## Collection entries
══════
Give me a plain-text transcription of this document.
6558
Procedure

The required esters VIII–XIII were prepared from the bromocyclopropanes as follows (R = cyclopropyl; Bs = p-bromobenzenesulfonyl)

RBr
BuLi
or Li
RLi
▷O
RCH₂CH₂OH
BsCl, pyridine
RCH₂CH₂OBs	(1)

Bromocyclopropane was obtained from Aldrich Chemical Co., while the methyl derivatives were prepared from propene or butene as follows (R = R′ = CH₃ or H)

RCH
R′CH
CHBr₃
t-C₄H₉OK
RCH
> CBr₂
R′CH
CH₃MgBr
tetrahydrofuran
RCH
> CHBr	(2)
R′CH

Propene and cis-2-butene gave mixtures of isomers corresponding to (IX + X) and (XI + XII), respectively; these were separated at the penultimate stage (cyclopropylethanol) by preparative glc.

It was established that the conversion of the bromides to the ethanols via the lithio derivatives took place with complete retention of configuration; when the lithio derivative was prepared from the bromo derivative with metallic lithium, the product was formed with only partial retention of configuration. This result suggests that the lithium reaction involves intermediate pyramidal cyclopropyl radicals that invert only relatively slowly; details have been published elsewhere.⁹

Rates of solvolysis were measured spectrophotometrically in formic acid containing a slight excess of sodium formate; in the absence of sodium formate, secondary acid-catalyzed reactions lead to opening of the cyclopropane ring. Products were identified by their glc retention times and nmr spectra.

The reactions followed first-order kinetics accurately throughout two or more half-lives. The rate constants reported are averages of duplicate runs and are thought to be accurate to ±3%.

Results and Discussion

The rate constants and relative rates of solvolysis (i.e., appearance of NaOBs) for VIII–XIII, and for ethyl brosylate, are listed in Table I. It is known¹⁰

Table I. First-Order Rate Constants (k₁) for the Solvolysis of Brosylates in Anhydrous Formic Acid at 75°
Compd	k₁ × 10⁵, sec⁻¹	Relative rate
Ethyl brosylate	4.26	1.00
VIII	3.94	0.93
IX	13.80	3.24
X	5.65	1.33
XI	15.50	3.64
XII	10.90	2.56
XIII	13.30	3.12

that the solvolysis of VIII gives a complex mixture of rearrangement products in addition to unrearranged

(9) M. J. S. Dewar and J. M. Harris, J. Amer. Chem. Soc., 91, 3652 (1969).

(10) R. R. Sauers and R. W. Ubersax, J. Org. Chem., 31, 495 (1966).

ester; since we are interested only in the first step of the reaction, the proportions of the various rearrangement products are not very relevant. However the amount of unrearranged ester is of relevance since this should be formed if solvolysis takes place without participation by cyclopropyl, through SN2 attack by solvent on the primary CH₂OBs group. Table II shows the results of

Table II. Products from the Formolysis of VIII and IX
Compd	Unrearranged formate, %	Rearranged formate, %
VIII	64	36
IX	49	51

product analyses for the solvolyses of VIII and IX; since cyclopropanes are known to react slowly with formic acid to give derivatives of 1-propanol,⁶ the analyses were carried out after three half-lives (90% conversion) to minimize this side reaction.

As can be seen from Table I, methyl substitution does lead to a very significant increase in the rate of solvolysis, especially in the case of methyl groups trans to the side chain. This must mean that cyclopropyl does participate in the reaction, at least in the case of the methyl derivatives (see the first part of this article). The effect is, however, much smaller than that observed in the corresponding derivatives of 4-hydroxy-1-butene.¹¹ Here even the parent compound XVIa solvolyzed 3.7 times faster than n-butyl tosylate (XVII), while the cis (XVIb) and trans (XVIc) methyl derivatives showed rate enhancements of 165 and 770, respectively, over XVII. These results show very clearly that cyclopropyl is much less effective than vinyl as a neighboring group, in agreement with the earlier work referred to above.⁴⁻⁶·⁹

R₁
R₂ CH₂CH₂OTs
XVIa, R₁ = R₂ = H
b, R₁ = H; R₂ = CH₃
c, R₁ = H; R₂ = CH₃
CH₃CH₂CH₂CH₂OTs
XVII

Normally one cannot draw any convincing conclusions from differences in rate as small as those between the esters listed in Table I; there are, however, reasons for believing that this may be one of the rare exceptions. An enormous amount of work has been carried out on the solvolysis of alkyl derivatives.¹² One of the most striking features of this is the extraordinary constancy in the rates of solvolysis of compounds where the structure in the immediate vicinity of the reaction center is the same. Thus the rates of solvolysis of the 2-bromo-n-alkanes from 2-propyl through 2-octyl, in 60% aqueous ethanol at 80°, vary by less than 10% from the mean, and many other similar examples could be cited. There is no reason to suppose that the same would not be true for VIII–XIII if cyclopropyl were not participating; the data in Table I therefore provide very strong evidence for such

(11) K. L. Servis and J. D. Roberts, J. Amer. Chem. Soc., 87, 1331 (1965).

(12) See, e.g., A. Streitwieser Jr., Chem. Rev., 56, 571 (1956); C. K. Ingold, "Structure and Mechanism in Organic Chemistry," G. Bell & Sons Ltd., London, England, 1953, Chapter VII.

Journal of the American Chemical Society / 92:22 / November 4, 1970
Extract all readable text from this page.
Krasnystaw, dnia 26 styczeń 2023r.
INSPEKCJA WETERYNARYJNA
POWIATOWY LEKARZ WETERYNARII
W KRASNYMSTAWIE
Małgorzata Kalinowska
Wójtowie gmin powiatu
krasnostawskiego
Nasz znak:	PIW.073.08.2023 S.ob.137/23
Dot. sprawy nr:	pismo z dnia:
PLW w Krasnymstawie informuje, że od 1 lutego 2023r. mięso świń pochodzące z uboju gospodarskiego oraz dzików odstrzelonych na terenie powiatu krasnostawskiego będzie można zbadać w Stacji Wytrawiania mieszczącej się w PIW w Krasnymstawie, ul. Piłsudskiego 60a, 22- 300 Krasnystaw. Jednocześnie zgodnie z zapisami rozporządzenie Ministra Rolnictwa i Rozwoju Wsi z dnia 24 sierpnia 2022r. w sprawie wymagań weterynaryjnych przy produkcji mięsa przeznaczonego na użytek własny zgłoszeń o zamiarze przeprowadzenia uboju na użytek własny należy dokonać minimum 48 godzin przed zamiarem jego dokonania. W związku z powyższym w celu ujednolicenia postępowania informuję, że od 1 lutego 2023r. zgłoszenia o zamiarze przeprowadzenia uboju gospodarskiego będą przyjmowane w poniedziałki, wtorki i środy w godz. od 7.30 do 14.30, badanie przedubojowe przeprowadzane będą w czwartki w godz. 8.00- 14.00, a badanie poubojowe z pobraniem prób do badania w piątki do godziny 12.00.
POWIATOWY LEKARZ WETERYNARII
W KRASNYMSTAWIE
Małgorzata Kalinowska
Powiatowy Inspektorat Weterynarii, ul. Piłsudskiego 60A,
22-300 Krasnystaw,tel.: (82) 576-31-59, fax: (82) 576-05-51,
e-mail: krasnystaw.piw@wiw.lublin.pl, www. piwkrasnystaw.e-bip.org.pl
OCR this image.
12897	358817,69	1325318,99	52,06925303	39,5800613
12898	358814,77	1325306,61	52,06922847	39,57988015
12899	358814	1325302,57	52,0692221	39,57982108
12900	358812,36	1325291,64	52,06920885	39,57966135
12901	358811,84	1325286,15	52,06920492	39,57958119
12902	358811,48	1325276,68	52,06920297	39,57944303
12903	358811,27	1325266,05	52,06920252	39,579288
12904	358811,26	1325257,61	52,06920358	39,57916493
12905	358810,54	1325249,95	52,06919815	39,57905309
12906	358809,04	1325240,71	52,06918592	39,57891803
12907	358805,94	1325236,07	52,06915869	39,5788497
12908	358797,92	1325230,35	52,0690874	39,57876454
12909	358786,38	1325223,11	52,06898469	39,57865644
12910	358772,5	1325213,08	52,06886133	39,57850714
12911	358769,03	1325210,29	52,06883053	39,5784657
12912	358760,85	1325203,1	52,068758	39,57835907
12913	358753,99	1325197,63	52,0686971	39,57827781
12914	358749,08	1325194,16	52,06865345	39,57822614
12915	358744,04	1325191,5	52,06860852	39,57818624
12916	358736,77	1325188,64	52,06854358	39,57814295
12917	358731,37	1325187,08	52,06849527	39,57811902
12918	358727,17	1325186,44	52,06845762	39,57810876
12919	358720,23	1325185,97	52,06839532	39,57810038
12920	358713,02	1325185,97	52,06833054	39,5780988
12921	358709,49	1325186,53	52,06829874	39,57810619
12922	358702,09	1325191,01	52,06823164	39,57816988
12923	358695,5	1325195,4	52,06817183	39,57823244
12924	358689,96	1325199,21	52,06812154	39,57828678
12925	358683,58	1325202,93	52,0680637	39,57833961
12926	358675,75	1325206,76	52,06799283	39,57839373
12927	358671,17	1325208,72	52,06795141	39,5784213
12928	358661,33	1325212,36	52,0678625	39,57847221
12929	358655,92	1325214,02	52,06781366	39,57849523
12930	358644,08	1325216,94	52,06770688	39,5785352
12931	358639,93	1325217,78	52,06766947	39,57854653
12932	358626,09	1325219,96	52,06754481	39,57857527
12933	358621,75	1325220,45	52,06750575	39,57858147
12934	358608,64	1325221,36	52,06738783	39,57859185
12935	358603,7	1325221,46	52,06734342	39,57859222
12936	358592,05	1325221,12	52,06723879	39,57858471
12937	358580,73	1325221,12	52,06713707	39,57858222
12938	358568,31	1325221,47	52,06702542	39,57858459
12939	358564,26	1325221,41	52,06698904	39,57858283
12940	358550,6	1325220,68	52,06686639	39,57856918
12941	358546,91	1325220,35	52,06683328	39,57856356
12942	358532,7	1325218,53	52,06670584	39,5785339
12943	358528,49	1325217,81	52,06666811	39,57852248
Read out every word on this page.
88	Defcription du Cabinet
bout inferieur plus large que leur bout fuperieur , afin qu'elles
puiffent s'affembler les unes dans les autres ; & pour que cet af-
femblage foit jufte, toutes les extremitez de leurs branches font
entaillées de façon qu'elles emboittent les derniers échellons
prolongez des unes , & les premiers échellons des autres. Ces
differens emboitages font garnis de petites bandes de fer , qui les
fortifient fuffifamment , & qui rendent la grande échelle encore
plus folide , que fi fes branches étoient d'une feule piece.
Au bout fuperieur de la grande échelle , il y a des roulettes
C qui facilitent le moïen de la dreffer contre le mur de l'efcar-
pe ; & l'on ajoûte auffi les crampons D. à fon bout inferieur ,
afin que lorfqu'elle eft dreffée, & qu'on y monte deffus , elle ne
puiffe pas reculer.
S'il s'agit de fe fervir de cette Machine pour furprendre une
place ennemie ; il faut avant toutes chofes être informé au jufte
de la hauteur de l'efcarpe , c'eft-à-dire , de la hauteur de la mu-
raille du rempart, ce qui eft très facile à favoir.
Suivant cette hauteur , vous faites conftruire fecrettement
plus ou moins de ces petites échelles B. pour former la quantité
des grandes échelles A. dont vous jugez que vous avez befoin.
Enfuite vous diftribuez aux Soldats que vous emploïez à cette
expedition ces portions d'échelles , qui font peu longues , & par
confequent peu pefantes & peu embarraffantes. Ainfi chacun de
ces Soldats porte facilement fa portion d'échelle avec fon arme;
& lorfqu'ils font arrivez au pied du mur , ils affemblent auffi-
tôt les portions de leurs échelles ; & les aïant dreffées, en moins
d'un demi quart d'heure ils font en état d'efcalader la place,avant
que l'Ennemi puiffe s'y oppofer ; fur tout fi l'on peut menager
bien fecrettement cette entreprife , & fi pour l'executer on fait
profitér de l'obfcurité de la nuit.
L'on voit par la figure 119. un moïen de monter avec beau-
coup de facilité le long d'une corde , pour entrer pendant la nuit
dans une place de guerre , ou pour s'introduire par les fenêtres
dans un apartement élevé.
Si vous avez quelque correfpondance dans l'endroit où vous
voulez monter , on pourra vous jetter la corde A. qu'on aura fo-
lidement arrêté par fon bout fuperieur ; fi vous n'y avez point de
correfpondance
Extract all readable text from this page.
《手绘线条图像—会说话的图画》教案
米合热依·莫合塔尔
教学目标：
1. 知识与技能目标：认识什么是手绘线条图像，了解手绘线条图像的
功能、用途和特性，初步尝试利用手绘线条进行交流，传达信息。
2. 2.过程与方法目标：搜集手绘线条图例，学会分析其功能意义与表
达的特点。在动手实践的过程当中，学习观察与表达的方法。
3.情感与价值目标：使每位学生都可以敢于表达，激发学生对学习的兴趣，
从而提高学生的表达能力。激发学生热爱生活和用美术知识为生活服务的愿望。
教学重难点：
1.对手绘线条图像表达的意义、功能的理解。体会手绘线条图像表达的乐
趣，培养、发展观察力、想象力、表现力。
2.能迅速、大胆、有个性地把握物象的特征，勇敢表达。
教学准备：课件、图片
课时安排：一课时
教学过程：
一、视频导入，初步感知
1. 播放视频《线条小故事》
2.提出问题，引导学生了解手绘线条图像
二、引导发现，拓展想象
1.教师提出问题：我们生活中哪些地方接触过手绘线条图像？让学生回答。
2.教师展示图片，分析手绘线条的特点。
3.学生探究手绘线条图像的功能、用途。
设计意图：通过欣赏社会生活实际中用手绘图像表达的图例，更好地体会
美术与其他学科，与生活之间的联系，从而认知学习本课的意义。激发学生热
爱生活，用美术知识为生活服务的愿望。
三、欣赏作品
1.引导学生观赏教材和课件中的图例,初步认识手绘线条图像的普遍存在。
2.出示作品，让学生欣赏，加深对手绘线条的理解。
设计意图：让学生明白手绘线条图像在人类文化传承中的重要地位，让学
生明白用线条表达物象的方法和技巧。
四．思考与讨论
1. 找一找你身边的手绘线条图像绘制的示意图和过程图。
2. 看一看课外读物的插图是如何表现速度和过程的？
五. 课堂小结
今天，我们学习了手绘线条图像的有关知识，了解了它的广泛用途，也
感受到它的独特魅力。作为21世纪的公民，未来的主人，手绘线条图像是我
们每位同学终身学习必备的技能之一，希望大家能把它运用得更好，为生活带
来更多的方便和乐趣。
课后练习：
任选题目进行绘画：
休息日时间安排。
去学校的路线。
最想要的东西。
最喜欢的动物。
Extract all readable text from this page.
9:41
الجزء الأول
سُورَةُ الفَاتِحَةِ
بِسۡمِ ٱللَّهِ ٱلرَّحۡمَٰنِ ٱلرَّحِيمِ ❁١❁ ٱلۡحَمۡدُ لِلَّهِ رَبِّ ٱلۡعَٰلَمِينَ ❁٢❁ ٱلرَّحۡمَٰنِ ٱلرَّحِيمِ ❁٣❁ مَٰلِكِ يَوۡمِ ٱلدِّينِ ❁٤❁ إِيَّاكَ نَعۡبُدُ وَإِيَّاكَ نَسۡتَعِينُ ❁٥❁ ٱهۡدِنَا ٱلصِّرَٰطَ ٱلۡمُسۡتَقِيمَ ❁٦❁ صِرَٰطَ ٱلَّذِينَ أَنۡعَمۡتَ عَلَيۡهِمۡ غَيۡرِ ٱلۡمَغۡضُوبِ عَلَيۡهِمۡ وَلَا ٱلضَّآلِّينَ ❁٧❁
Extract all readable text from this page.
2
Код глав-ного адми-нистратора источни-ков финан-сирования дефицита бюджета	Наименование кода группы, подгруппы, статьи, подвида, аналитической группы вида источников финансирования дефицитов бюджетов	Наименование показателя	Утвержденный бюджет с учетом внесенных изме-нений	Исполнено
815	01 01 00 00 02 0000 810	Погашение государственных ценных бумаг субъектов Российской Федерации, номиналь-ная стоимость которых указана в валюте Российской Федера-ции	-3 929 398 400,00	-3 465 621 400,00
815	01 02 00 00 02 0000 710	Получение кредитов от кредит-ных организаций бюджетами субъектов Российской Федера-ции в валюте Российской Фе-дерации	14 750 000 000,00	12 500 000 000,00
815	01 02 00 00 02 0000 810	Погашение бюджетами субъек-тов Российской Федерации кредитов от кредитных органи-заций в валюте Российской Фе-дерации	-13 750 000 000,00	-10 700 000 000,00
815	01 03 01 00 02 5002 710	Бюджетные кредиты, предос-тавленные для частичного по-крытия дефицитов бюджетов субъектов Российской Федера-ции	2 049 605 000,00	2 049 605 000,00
══════
## Task requirements
Track down every line holding the string "branches" and copy it.

## Exercise solution
femblage foit jufte, toutes les extremitez de leurs branches font
plus folide , que fi fes branches étoient d'une feule piece.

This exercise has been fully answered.